(Data entries for graphics)
%%

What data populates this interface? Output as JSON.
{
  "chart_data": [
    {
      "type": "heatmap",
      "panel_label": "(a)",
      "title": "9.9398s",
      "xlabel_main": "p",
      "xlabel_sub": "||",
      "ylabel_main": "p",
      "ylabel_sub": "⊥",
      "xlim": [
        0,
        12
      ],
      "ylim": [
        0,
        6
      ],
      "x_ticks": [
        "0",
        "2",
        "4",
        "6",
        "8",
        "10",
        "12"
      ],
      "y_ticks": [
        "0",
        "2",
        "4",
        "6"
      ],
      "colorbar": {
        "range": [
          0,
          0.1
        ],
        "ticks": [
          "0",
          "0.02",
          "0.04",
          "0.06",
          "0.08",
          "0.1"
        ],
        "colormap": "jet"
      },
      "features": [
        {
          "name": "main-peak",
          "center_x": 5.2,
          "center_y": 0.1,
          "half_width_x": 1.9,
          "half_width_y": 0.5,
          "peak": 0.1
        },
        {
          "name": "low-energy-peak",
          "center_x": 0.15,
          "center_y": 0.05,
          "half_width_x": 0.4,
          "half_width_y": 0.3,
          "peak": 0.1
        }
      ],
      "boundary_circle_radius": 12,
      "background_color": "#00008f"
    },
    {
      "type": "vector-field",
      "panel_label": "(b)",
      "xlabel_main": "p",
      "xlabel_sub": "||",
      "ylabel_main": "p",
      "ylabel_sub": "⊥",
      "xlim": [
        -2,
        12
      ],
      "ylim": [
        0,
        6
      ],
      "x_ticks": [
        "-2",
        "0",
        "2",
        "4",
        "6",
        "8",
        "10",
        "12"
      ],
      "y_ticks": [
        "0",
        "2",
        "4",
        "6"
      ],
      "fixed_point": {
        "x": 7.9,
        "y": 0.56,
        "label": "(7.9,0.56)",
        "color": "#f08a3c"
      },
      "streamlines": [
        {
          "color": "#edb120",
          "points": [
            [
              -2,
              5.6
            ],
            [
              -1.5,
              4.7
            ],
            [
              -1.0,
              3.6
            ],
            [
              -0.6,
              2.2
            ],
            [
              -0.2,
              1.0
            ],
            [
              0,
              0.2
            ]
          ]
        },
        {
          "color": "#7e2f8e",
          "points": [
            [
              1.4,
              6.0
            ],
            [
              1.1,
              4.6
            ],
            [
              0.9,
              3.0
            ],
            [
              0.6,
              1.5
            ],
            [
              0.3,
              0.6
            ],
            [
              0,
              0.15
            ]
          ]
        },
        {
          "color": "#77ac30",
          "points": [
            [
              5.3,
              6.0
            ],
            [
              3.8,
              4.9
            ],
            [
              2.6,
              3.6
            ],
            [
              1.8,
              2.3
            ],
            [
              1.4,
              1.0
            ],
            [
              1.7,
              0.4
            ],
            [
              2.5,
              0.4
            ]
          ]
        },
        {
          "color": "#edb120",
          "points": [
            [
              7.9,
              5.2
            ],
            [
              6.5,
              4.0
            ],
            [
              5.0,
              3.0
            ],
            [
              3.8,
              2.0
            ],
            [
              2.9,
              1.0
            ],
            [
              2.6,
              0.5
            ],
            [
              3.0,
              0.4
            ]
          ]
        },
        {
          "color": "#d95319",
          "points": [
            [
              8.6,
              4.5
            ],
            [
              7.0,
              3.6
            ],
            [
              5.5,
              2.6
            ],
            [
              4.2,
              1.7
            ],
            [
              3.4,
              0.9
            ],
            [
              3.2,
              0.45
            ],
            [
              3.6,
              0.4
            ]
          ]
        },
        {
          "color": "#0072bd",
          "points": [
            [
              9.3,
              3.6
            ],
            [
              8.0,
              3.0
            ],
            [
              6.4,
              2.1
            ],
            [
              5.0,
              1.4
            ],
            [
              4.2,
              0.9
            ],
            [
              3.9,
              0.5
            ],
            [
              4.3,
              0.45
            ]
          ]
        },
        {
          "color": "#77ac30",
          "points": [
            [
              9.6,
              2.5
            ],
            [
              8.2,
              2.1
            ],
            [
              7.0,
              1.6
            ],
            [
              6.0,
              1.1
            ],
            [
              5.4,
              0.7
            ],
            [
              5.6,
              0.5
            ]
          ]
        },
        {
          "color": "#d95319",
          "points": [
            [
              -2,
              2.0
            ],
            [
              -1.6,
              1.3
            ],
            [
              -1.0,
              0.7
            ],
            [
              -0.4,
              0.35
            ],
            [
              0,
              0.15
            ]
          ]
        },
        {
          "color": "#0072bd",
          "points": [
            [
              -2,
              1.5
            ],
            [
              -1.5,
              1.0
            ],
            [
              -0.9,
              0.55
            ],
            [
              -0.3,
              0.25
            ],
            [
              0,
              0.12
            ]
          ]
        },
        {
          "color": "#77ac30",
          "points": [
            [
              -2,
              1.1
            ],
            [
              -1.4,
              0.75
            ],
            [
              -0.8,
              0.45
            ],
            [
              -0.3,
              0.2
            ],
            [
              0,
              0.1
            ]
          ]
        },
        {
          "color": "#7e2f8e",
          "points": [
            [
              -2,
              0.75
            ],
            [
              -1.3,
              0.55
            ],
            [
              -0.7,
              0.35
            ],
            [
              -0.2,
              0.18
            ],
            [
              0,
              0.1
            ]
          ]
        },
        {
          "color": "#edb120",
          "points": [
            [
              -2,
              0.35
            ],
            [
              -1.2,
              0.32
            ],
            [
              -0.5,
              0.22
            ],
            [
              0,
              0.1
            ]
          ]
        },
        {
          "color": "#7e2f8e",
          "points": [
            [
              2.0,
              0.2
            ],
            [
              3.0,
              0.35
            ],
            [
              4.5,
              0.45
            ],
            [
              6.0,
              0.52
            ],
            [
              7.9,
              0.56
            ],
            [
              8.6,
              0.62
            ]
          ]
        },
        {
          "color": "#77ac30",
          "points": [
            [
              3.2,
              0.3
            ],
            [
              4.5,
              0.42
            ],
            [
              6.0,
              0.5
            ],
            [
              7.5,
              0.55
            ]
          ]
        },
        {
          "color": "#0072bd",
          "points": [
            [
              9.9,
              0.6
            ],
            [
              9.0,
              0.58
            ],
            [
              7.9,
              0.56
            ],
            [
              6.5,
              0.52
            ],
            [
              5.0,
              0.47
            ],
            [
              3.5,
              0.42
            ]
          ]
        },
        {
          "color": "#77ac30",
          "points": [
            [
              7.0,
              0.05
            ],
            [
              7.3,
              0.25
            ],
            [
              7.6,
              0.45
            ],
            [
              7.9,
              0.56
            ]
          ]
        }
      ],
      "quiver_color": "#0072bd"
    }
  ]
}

%%

TASK DESCRIPTION:
From the records above, extract every entry exactly as given.

RESPONSE TO THE TASK:
What data populates this interface? Output as JSON.
{
  "chart_data": [
    {
      "type": "heatmap",
      "panel_label": "(a)",
      "title": "9.9398s",
      "xlabel_main": "p",
      "xlabel_sub": "||",
      "ylabel_main": "p",
      "ylabel_sub": "⊥",
      "xlim": [
        0,
        12
      ],
      "ylim": [
        0,
        6
      ],
      "x_ticks": [
        "0",
        "2",
        "4",
        "6",
        "8",
        "10",
        "12"
      ],
      "y_ticks": [
        "0",
        "2",
        "4",
        "6"
      ],
      "colorbar": {
        "range": [
          0,
          0.1
        ],
        "ticks": [
          "0",
          "0.02",
          "0.04",
          "0.06",
          "0.08",
          "0.1"
        ],
        "colormap": "jet"
      },
      "features": [
        {
          "name": "main-peak",
          "center_x": 5.2,
          "center_y": 0.1,
          "half_width_x": 1.9,
          "half_width_y": 0.5,
          "peak": 0.1
        },
        {
          "name": "low-energy-peak",
          "center_x": 0.15,
          "center_y": 0.05,
          "half_width_x": 0.4,
          "half_width_y": 0.3,
          "peak": 0.1
        }
      ],
      "boundary_circle_radius": 12,
      "background_color": "#00008f"
    },
    {
      "type": "vector-field",
      "panel_label": "(b)",
      "xlabel_main": "p",
      "xlabel_sub": "||",
      "ylabel_main": "p",
      "ylabel_sub": "⊥",
      "xlim": [
        -2,
        12
      ],
      "ylim": [
        0,
        6
      ],
      "x_ticks": [
        "-2",
        "0",
        "2",
        "4",
        "6",
        "8",
        "10",
        "12"
      ],
      "y_ticks": [
        "0",
        "2",
        "4",
        "6"
      ],
      "fixed_point": {
        "x": 7.9,
        "y": 0.56,
        "label": "(7.9,0.56)",
        "color": "#f08a3c"
      },
      "streamlines": [
        {
          "color": "#edb120",
          "points": [
            [
              -2,
              5.6
            ],
            [
              -1.5,
              4.7
            ],
            [
              -1.0,
              3.6
            ],
            [
              -0.6,
              2.2
            ],
            [
              -0.2,
              1.0
            ],
            [
              0,
              0.2
            ]
          ]
        },
        {
          "color": "#7e2f8e",
          "points": [
            [
              1.4,
              6.0
            ],
            [
              1.1,
              4.6
            ],
            [
              0.9,
              3.0
            ],
            [
              0.6,
              1.5
            ],
            [
              0.3,
              0.6
            ],
            [
              0,
              0.15
            ]
          ]
        },
        {
          "color": "#77ac30",
          "points": [
            [
              5.3,
              6.0
            ],
            [
              3.8,
              4.9
            ],
            [
              2.6,
              3.6
            ],
            [
              1.8,
              2.3
            ],
            [
              1.4,
              1.0
            ],
            [
              1.7,
              0.4
            ],
            [
              2.5,
              0.4
            ]
          ]
        },
        {
          "color": "#edb120",
          "points": [
            [
              7.9,
              5.2
            ],
            [
              6.5,
              4.0
            ],
            [
              5.0,
              3.0
            ],
            [
              3.8,
              2.0
            ],
            [
              2.9,
              1.0
            ],
            [
              2.6,
              0.5
            ],
            [
              3.0,
              0.4
            ]
          ]
        },
        {
          "color": "#d95319",
          "points": [
            [
              8.6,
              4.5
            ],
            [
              7.0,
              3.6
            ],
            [
              5.5,
              2.6
            ],
            [
              4.2,
              1.7
            ],
            [
              3.4,
              0.9
            ],
            [
              3.2,
              0.45
            ],
            [
              3.6,
              0.4
            ]
          ]
        },
        {
          "color": "#0072bd",
          "points": [
            [
              9.3,
              3.6
            ],
            [
              8.0,
              3.0
            ],
            [
              6.4,
              2.1
            ],
            [
              5.0,
              1.4
            ],
            [
              4.2,
              0.9
            ],
            [
              3.9,
              0.5
            ],
            [
              4.3,
              0.45
            ]
          ]
        },
        {
          "color": "#77ac30",
          "points": [
            [
              9.6,
              2.5
            ],
            [
              8.2,
              2.1
            ],
            [
              7.0,
              1.6
            ],
            [
              6.0,
              1.1
            ],
            [
              5.4,
              0.7
            ],
            [
              5.6,
              0.5
            ]
          ]
        },
        {
          "color": "#d95319",
          "points": [
            [
              -2,
              2.0
            ],
            [
              -1.6,
              1.3
            ],
            [
              -1.0,
              0.7
            ],
            [
              -0.4,
              0.35
            ],
            [
              0,
              0.15
            ]
          ]
        },
        {
          "color": "#0072bd",
          "points": [
            [
              -2,
              1.5
            ],
            [
              -1.5,
              1.0
            ],
            [
              -0.9,
              0.55
            ],
            [
              -0.3,
              0.25
            ],
            [
              0,
              0.12
            ]
          ]
        },
        {
          "color": "#77ac30",
          "points": [
            [
              -2,
              1.1
            ],
            [
              -1.4,
              0.75
            ],
            [
              -0.8,
              0.45
            ],
            [
              -0.3,
              0.2
            ],
            [
              0,
              0.1
            ]
          ]
        },
        {
          "color": "#7e2f8e",
          "points": [
            [
              -2,
              0.75
            ],
            [
              -1.3,
              0.55
            ],
            [
              -0.7,
              0.35
            ],
            [
              -0.2,
              0.18
            ],
            [
              0,
              0.1
            ]
          ]
        },
        {
          "color": "#edb120",
          "points": [
            [
              -2,
              0.35
            ],
            [
              -1.2,
              0.32
            ],
            [
              -0.5,
              0.22
            ],
            [
              0,
              0.1
            ]
          ]
        },
        {
          "color": "#7e2f8e",
          "points": [
            [
              2.0,
              0.2
            ],
            [
              3.0,
              0.35
            ],
            [
              4.5,
              0.45
            ],
            [
              6.0,
              0.52
            ],
            [
              7.9,
              0.56
            ],
            [
              8.6,
              0.62
            ]
          ]
        },
        {
          "color": "#77ac30",
          "points": [
            [
              3.2,
              0.3
            ],
            [
              4.5,
              0.42
            ],
            [
              6.0,
              0.5
            ],
            [
              7.5,
              0.55
            ]
          ]
        },
        {
          "color": "#0072bd",
          "points": [
            [
              9.9,
              0.6
            ],
            [
              9.0,
              0.58
            ],
            [
              7.9,
              0.56
            ],
            [
              6.5,
              0.52
            ],
            [
              5.0,
              0.47
            ],
            [
              3.5,
              0.42
            ]
          ]
        },
        {
          "color": "#77ac30",
          "points": [
            [
              7.0,
              0.05
            ],
            [
              7.3,
              0.25
            ],
            [
              7.6,
              0.45
            ],
            [
              7.9,
              0.56
            ]
          ]
        }
      ],
      "quiver_color": "#0072bd"
    }
  ]
}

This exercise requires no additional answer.